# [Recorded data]
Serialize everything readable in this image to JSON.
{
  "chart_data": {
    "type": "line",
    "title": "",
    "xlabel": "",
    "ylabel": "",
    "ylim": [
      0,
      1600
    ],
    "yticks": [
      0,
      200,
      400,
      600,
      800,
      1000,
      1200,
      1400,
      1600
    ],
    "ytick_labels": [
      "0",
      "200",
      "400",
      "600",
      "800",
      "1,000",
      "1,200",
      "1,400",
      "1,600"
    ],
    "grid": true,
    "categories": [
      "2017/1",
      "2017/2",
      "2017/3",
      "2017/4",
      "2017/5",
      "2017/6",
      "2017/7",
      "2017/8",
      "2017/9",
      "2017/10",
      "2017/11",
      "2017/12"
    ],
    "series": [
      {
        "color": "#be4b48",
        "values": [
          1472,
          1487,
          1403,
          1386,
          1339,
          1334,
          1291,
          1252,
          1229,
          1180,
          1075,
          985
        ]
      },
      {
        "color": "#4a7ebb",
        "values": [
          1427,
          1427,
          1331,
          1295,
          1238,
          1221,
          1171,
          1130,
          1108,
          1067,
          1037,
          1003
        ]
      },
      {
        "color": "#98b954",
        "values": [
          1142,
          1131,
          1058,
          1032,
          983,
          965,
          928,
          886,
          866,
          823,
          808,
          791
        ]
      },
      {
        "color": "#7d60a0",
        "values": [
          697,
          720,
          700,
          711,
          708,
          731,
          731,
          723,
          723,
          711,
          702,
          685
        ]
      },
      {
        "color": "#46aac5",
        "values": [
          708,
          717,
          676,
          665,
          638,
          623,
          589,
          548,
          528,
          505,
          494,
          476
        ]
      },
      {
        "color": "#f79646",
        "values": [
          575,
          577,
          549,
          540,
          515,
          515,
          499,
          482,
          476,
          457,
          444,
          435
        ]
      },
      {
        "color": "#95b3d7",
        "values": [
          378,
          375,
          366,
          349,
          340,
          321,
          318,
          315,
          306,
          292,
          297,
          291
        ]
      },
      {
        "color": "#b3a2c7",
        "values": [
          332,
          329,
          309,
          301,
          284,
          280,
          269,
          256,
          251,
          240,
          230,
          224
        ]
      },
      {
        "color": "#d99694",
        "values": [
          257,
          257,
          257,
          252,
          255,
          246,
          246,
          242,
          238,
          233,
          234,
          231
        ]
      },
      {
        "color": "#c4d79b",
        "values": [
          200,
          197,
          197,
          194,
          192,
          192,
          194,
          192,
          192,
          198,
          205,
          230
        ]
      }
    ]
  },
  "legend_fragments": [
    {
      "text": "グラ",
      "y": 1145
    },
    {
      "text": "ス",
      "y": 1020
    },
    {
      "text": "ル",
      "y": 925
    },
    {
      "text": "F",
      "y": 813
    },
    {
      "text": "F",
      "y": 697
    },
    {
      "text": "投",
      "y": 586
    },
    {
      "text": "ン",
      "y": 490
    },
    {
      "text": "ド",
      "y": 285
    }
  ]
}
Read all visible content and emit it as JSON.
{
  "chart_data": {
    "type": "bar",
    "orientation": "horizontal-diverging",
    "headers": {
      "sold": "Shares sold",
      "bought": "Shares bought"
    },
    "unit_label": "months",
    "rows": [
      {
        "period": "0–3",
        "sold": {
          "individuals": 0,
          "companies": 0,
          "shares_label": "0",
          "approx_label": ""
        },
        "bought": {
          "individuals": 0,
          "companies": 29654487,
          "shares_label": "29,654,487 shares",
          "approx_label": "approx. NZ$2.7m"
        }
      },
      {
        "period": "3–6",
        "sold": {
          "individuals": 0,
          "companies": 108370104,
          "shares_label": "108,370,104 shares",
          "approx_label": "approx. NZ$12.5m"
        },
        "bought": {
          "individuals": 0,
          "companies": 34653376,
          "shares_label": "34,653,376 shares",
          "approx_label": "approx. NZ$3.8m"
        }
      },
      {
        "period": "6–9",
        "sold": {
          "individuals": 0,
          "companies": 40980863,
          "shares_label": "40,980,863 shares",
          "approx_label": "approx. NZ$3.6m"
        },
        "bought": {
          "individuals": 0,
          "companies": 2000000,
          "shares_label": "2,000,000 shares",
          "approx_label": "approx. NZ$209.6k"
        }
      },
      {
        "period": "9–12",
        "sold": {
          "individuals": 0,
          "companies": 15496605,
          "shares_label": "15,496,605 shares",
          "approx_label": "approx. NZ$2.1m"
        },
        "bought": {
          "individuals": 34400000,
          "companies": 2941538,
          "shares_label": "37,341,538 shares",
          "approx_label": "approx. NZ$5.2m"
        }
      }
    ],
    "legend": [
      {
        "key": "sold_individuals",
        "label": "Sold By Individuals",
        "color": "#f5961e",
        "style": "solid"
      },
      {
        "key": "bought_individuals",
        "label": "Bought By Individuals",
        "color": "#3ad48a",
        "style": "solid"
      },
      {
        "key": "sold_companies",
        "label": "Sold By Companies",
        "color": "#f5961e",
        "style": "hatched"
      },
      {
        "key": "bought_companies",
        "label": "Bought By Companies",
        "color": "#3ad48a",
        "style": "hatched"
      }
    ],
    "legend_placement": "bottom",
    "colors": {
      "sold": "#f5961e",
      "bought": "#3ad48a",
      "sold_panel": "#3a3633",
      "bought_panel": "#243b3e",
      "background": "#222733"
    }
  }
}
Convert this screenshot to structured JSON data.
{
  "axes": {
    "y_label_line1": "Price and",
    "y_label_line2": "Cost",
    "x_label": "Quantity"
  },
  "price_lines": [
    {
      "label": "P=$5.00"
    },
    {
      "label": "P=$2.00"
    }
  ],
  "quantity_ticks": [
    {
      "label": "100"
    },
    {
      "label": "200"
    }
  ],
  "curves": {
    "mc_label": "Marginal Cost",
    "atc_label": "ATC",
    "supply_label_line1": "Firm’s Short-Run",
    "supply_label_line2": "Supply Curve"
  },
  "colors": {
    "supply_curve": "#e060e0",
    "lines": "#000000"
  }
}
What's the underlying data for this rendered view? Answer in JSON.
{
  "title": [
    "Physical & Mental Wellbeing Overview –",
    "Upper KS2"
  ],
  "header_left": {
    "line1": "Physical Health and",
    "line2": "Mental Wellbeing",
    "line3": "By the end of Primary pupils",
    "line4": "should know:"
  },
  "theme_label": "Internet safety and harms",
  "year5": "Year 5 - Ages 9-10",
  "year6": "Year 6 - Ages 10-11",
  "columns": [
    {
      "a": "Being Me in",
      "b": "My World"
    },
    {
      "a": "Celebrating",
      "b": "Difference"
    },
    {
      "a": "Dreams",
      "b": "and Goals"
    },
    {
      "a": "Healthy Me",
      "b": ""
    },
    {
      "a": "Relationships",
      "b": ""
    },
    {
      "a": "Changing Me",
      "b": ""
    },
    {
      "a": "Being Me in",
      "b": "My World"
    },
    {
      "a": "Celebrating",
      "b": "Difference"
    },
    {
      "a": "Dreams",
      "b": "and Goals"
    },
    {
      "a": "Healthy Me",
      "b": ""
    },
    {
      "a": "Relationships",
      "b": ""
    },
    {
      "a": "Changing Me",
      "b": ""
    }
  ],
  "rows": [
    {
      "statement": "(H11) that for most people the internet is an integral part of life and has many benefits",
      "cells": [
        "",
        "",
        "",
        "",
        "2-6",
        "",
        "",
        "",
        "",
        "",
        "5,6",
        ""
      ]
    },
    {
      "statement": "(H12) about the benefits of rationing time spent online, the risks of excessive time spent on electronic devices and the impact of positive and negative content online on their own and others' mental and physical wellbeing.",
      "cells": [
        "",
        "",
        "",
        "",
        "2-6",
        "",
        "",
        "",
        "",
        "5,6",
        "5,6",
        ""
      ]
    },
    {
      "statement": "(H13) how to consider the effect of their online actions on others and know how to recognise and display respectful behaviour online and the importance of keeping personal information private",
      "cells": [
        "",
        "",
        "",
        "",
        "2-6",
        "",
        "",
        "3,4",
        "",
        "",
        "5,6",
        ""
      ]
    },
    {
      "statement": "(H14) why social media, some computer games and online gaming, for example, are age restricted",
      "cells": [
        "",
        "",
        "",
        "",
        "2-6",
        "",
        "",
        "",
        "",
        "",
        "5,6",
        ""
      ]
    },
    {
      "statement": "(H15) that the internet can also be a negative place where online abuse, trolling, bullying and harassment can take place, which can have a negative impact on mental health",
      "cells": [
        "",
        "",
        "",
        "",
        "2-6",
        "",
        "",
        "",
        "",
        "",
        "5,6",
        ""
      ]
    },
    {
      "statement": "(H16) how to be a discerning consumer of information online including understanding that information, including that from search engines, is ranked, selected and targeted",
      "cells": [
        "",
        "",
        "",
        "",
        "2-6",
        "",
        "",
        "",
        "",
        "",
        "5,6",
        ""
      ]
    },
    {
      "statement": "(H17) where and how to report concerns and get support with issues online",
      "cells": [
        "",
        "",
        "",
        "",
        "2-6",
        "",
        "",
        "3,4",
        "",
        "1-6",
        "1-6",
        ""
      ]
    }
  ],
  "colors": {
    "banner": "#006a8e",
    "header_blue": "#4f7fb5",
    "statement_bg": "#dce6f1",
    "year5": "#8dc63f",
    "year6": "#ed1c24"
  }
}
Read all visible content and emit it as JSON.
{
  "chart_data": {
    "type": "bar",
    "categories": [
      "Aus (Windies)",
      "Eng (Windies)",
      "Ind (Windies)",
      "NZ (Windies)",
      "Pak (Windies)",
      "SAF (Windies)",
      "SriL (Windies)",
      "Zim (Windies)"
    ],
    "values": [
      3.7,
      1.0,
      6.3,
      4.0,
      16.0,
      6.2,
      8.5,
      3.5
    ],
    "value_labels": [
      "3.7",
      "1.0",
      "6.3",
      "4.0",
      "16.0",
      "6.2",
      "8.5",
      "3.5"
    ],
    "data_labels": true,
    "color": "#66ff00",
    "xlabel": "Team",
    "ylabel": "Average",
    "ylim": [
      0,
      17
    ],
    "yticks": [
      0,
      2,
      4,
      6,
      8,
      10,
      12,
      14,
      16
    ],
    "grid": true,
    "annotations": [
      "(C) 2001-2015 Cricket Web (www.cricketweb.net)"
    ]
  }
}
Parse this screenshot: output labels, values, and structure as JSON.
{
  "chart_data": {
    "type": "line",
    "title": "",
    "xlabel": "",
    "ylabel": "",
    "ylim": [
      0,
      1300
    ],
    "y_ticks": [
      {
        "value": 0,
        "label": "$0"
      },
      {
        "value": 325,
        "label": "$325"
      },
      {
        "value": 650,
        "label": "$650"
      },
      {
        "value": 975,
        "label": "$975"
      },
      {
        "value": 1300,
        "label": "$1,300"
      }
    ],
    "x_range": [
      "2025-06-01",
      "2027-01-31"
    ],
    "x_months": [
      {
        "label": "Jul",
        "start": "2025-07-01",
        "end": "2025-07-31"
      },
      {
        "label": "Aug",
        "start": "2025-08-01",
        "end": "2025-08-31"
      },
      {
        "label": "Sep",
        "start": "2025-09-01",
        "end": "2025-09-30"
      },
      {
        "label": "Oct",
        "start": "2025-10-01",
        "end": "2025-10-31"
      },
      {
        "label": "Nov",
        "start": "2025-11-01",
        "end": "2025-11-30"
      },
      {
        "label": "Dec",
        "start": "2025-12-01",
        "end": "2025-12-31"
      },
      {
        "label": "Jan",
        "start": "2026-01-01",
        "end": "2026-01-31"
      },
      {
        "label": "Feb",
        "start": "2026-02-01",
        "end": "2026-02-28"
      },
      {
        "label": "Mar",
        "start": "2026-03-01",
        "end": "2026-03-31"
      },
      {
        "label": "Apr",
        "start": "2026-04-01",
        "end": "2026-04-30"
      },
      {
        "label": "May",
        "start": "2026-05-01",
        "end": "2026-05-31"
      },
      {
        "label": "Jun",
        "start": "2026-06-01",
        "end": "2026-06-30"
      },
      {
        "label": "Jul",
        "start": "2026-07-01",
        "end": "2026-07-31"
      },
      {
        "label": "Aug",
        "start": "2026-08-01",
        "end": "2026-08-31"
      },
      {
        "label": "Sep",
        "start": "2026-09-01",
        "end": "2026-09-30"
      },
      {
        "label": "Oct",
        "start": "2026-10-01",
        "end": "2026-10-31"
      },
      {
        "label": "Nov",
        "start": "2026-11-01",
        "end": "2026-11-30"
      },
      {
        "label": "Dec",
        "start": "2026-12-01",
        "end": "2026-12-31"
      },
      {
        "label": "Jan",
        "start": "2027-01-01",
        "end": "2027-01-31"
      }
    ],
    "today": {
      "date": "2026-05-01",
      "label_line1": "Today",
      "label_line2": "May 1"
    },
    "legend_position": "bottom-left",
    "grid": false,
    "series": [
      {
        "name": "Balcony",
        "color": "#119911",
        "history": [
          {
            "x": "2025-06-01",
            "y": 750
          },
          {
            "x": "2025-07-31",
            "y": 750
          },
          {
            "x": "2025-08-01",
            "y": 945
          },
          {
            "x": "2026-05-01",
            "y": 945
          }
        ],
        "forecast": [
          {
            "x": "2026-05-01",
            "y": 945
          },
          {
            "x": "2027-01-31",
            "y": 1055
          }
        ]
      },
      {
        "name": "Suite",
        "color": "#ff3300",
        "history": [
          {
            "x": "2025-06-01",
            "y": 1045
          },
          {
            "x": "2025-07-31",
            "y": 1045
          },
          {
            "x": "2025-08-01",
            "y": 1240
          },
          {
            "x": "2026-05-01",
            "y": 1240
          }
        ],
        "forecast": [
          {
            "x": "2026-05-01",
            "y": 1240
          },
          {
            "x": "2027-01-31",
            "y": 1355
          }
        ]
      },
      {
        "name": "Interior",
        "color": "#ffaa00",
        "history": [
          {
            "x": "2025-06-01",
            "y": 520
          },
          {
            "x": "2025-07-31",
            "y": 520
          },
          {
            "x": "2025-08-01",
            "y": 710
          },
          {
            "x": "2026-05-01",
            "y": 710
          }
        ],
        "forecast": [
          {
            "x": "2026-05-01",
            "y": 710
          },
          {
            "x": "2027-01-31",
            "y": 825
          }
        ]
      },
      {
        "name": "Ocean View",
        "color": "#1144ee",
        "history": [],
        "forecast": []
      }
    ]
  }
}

# [What to do]
In the listing above, find each line with the word "Ages" and copy it.

# [Answer to this exercise]
  "year5": "Year 5 - Ages 9-10",
  "year6": "Year 6 - Ages 10-11",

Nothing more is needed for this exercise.